Direction:
Go through the material below and copy all lines with "Insider".
:: Dataset entries
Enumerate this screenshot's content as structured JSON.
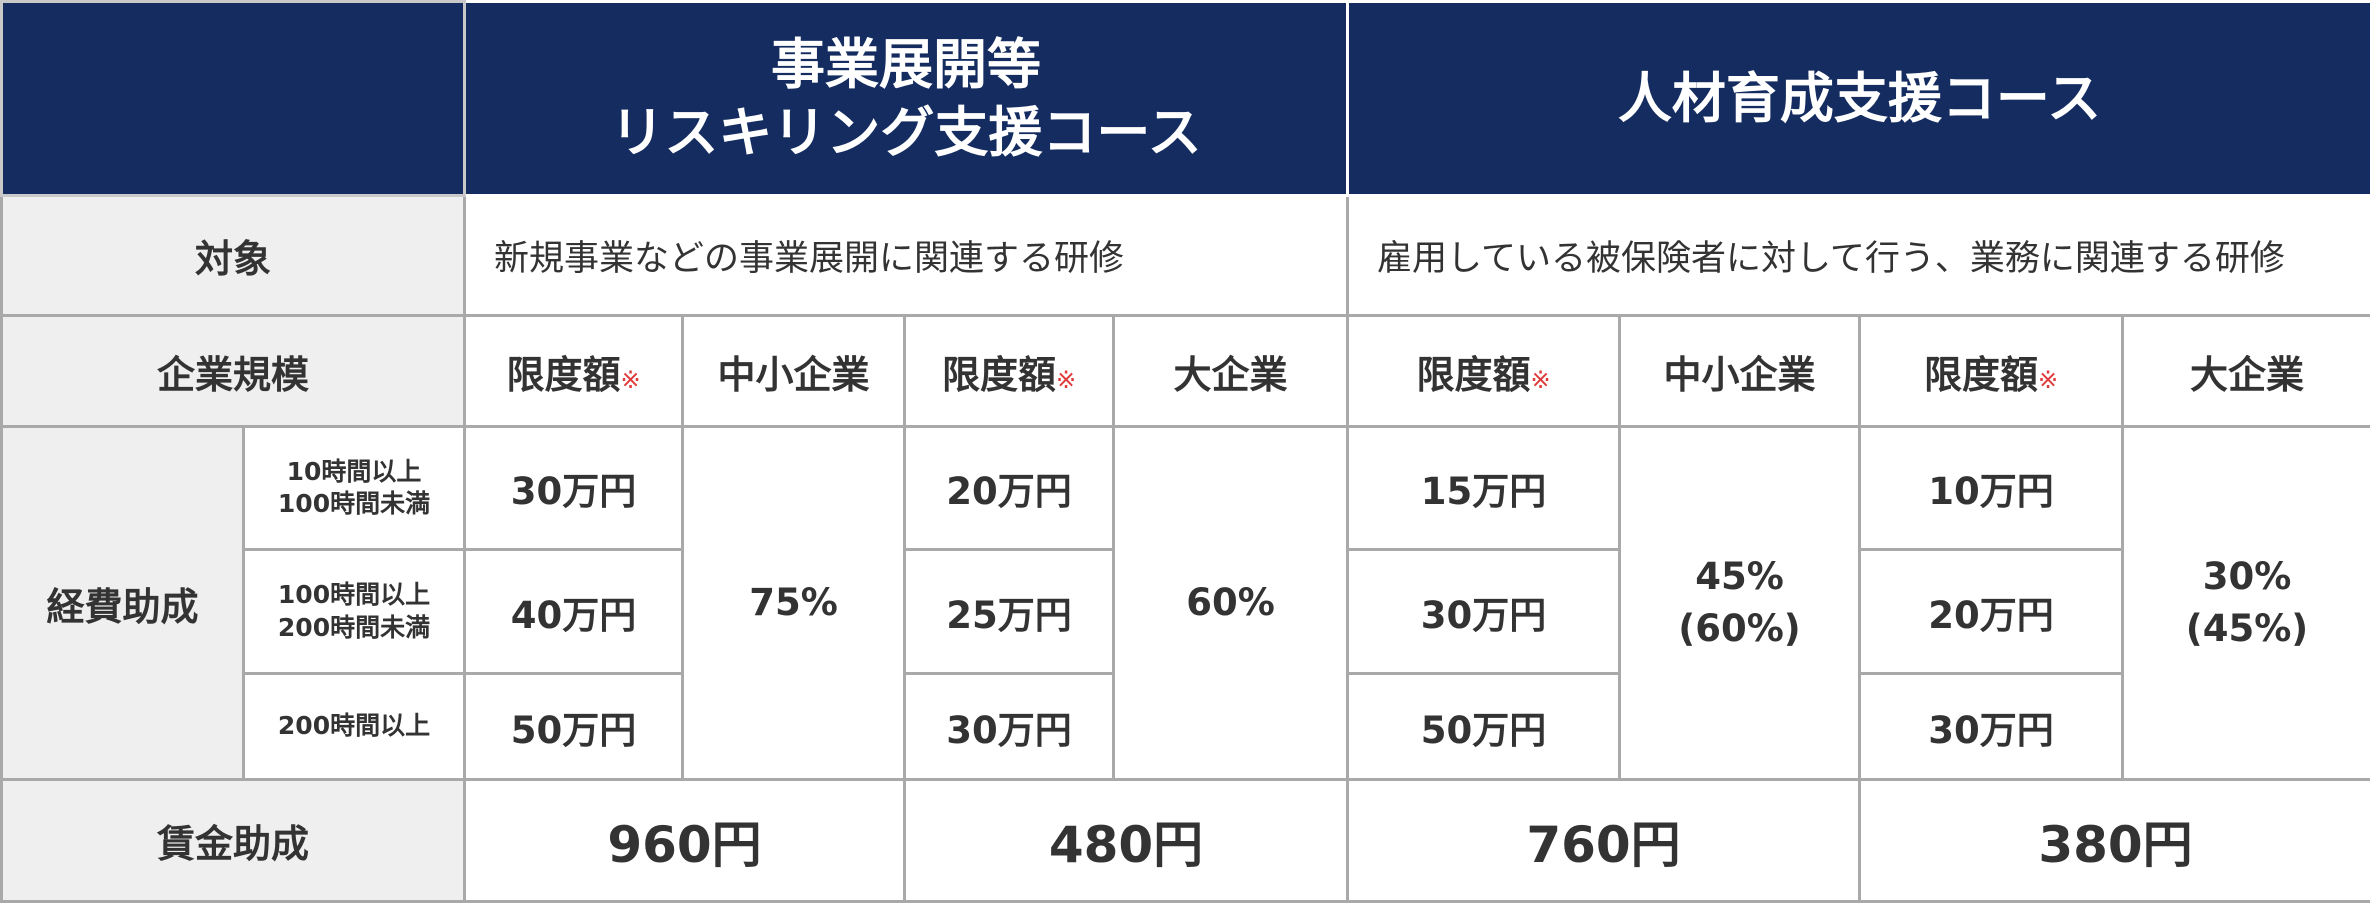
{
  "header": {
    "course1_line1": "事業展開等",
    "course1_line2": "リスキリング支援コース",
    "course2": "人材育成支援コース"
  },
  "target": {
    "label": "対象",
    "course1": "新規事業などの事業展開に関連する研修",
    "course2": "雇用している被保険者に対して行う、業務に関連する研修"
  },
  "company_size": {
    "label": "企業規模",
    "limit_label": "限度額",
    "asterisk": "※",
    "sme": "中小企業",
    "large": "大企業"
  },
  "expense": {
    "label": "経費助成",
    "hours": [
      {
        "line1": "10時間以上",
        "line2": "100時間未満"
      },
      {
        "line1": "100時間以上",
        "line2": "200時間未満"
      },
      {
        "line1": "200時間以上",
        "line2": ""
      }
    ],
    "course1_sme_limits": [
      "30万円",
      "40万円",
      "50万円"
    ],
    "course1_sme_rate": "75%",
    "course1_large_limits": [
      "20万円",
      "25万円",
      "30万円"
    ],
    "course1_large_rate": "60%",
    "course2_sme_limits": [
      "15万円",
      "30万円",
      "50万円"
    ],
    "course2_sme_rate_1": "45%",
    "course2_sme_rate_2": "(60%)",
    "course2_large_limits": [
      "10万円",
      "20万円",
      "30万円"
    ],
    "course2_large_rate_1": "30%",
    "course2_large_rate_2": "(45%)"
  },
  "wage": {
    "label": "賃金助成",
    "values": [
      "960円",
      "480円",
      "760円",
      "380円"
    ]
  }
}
::::
:: Dataset entries
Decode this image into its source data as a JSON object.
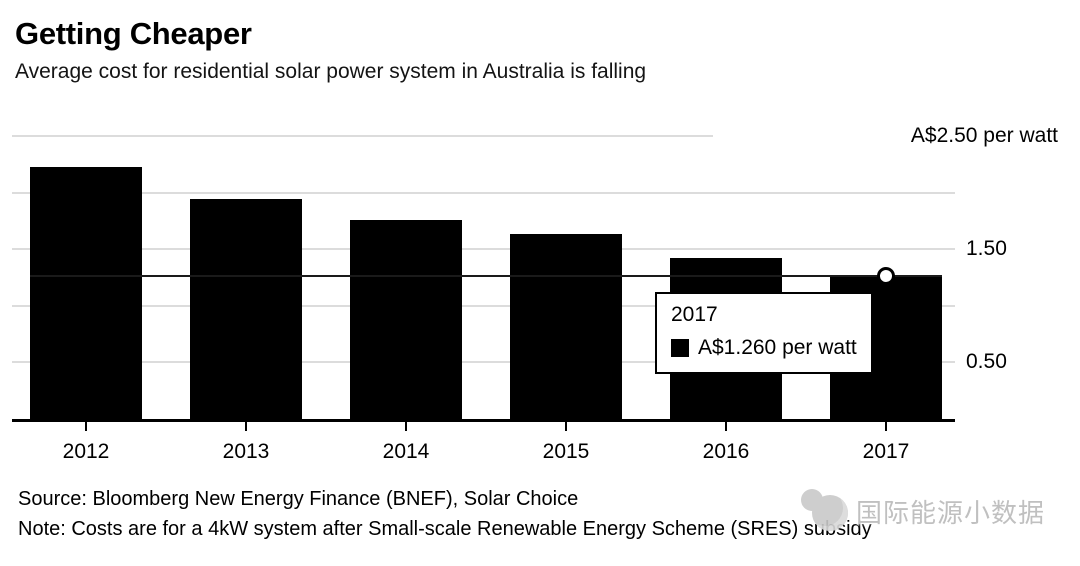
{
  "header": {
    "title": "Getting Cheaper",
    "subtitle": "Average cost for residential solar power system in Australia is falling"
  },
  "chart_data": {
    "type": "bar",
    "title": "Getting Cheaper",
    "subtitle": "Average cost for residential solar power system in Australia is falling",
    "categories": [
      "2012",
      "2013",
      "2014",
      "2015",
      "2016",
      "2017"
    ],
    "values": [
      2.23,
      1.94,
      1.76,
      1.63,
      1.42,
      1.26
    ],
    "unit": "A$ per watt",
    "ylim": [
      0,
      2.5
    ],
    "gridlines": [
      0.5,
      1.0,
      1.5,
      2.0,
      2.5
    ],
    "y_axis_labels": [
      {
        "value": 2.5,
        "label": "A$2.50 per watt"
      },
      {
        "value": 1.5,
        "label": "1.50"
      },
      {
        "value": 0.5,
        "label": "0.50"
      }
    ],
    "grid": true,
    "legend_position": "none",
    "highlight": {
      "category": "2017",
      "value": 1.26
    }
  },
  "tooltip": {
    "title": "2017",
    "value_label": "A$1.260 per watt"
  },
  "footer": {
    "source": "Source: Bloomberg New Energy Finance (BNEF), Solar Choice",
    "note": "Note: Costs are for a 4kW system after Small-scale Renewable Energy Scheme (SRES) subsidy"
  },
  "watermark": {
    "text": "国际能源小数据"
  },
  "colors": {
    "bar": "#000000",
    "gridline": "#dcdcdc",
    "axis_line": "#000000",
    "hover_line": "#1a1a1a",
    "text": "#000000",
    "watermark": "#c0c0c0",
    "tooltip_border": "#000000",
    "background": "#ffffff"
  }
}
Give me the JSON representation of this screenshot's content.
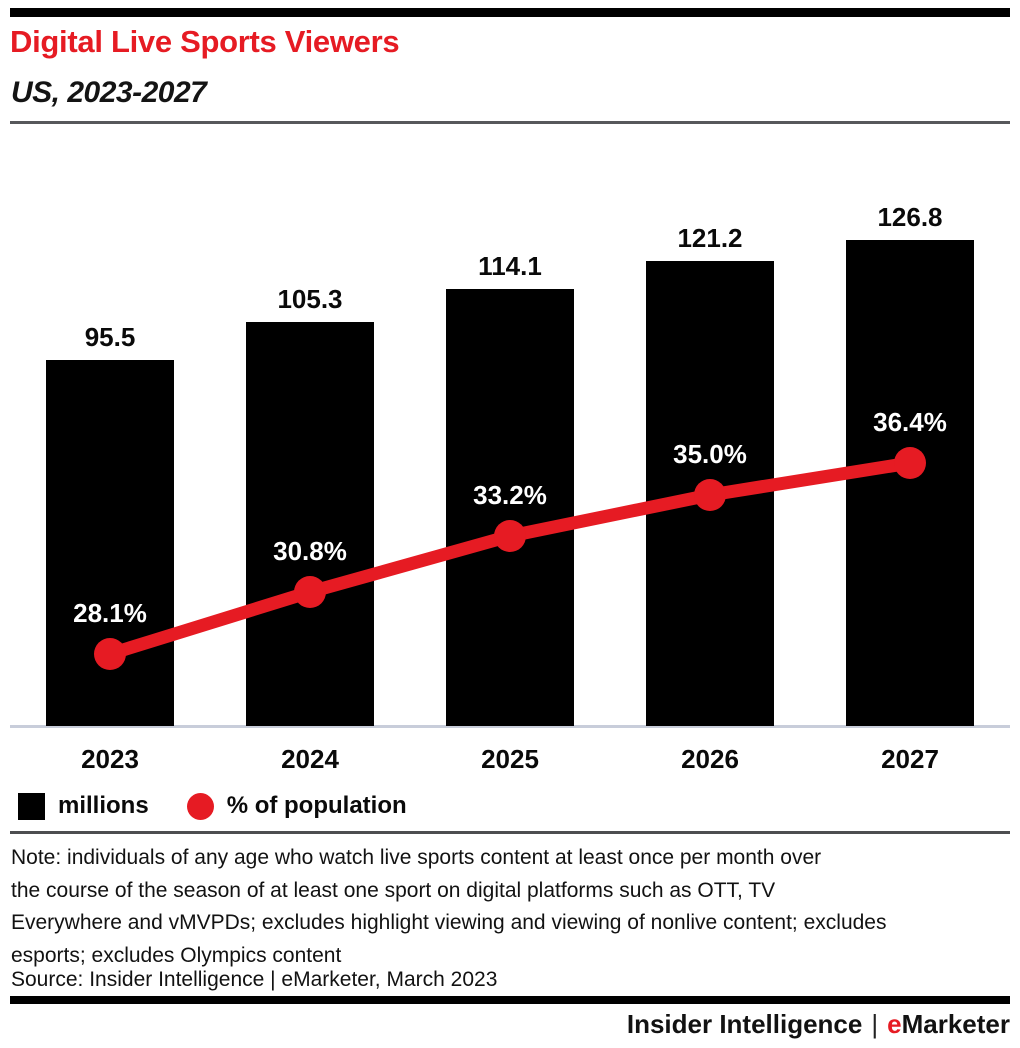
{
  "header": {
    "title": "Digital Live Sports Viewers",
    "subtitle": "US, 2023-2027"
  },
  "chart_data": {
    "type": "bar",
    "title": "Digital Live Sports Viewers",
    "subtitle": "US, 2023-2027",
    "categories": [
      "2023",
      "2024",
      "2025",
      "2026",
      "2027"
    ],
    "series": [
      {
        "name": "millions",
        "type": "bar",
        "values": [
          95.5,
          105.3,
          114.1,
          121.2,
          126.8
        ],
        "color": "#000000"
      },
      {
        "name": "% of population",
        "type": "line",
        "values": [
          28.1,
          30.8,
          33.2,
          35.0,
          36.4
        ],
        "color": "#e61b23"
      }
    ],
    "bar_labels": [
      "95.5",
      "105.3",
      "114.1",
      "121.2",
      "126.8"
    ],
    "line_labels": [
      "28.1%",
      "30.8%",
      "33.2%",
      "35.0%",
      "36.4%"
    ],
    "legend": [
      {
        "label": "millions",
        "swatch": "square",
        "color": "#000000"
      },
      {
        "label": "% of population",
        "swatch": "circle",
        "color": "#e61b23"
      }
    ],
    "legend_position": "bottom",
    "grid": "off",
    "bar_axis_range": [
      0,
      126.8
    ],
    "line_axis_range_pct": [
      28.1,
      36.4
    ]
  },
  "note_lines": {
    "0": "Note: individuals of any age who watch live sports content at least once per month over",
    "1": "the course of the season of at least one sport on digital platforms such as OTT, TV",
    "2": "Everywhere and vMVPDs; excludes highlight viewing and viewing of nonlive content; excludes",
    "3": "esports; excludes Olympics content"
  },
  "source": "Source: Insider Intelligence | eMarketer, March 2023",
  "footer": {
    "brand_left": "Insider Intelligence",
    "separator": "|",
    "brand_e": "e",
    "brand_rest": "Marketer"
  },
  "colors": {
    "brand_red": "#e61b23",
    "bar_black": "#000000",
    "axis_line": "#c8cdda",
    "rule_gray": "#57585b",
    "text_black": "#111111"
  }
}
::::
Solution:
  "source": "Source: Insider Intelligence | eMarketer, March 2023",
    "brand_left": "Insider Intelligence",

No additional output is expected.